## WRITTEN INSTRUCTION
Print the records below exactly as they appear.
== EXTRACTED MATERIAL ==
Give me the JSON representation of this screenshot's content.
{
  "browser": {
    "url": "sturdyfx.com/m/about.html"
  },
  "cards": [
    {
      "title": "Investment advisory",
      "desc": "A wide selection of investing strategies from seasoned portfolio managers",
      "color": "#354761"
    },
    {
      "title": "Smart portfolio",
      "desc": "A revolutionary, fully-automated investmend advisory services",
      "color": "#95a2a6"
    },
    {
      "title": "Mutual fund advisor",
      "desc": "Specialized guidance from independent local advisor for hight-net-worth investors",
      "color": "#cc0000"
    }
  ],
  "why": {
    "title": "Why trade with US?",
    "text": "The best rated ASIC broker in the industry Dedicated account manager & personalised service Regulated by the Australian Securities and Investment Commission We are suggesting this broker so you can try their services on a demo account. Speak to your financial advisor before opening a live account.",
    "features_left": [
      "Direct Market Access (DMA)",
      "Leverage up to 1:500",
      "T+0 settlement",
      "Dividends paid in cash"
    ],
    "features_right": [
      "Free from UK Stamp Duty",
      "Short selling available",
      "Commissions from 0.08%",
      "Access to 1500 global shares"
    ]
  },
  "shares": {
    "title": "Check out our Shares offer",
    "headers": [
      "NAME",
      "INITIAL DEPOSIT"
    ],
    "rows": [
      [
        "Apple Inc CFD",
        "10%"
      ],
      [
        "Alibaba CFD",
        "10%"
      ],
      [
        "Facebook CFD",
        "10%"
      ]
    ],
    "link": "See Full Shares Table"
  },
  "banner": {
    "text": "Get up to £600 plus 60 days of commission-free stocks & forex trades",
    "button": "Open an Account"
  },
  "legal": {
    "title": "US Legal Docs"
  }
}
===
## SOLUTION FOR THIS TASK
Give me the JSON representation of this screenshot's content.
{
  "browser": {
    "url": "sturdyfx.com/m/about.html"
  },
  "cards": [
    {
      "title": "Investment advisory",
      "desc": "A wide selection of investing strategies from seasoned portfolio managers",
      "color": "#354761"
    },
    {
      "title": "Smart portfolio",
      "desc": "A revolutionary, fully-automated investmend advisory services",
      "color": "#95a2a6"
    },
    {
      "title": "Mutual fund advisor",
      "desc": "Specialized guidance from independent local advisor for hight-net-worth investors",
      "color": "#cc0000"
    }
  ],
  "why": {
    "title": "Why trade with US?",
    "text": "The best rated ASIC broker in the industry Dedicated account manager & personalised service Regulated by the Australian Securities and Investment Commission We are suggesting this broker so you can try their services on a demo account. Speak to your financial advisor before opening a live account.",
    "features_left": [
      "Direct Market Access (DMA)",
      "Leverage up to 1:500",
      "T+0 settlement",
      "Dividends paid in cash"
    ],
    "features_right": [
      "Free from UK Stamp Duty",
      "Short selling available",
      "Commissions from 0.08%",
      "Access to 1500 global shares"
    ]
  },
  "shares": {
    "title": "Check out our Shares offer",
    "headers": [
      "NAME",
      "INITIAL DEPOSIT"
    ],
    "rows": [
      [
        "Apple Inc CFD",
        "10%"
      ],
      [
        "Alibaba CFD",
        "10%"
      ],
      [
        "Facebook CFD",
        "10%"
      ]
    ],
    "link": "See Full Shares Table"
  },
  "banner": {
    "text": "Get up to £600 plus 60 days of commission-free stocks & forex trades",
    "button": "Open an Account"
  },
  "legal": {
    "title": "US Legal Docs"
  }
}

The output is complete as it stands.